## Prompt
Nothing but the line with "What text is on this page?" and the lines after it, through the end of the records below, is to be repeated, exactly as it is.
** Start Data excerpts **
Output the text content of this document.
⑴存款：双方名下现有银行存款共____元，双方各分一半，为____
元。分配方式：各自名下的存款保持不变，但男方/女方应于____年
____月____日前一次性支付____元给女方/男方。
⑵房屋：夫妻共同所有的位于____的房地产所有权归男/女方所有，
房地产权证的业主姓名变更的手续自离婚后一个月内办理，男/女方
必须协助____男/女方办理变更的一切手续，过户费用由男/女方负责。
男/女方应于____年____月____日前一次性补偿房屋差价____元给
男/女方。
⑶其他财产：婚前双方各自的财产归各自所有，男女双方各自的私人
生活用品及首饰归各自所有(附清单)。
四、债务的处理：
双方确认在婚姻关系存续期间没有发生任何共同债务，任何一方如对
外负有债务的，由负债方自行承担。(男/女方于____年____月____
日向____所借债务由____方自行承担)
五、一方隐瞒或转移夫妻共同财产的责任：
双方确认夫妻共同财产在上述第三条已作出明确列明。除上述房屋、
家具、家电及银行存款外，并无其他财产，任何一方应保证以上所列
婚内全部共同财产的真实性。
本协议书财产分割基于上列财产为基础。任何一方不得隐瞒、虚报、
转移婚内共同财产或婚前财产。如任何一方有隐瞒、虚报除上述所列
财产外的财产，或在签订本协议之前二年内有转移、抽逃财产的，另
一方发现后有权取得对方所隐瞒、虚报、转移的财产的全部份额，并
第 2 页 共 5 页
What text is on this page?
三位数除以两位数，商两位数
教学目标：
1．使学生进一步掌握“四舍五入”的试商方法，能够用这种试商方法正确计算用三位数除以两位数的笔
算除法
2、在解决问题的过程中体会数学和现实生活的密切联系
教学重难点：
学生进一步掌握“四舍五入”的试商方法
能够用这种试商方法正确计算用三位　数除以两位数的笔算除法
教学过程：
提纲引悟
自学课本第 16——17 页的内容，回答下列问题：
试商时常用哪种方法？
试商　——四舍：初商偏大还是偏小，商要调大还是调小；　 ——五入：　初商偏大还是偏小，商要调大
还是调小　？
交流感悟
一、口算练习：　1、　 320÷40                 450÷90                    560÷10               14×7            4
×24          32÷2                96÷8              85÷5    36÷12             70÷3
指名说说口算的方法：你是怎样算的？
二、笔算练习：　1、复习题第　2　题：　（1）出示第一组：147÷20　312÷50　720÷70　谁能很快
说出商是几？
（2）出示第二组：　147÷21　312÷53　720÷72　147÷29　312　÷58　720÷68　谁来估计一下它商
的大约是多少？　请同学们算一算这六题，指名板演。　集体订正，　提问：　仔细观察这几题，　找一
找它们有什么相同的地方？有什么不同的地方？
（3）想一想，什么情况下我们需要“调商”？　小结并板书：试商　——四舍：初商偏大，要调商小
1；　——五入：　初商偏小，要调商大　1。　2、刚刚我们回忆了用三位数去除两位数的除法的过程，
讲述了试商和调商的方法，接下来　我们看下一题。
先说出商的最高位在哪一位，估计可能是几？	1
** End Data excerpts **
## Finished task
What text is on this page?
三位数除以两位数，商两位数
教学目标：
1．使学生进一步掌握“四舍五入”的试商方法，能够用这种试商方法正确计算用三位数除以两位数的笔
算除法
2、在解决问题的过程中体会数学和现实生活的密切联系
教学重难点：
学生进一步掌握“四舍五入”的试商方法
能够用这种试商方法正确计算用三位　数除以两位数的笔算除法
教学过程：
提纲引悟
自学课本第 16——17 页的内容，回答下列问题：
试商时常用哪种方法？
试商　——四舍：初商偏大还是偏小，商要调大还是调小；　 ——五入：　初商偏大还是偏小，商要调大
还是调小　？
交流感悟
一、口算练习：　1、　 320÷40                 450÷90                    560÷10               14×7            4
×24          32÷2                96÷8              85÷5    36÷12             70÷3
指名说说口算的方法：你是怎样算的？
二、笔算练习：　1、复习题第　2　题：　（1）出示第一组：147÷20　312÷50　720÷70　谁能很快
说出商是几？
（2）出示第二组：　147÷21　312÷53　720÷72　147÷29　312　÷58　720÷68　谁来估计一下它商
的大约是多少？　请同学们算一算这六题，指名板演。　集体订正，　提问：　仔细观察这几题，　找一
找它们有什么相同的地方？有什么不同的地方？
（3）想一想，什么情况下我们需要“调商”？　小结并板书：试商　——四舍：初商偏大，要调商小
1；　——五入：　初商偏小，要调商大　1。　2、刚刚我们回忆了用三位数去除两位数的除法的过程，
讲述了试商和调商的方法，接下来　我们看下一题。
先说出商的最高位在哪一位，估计可能是几？	1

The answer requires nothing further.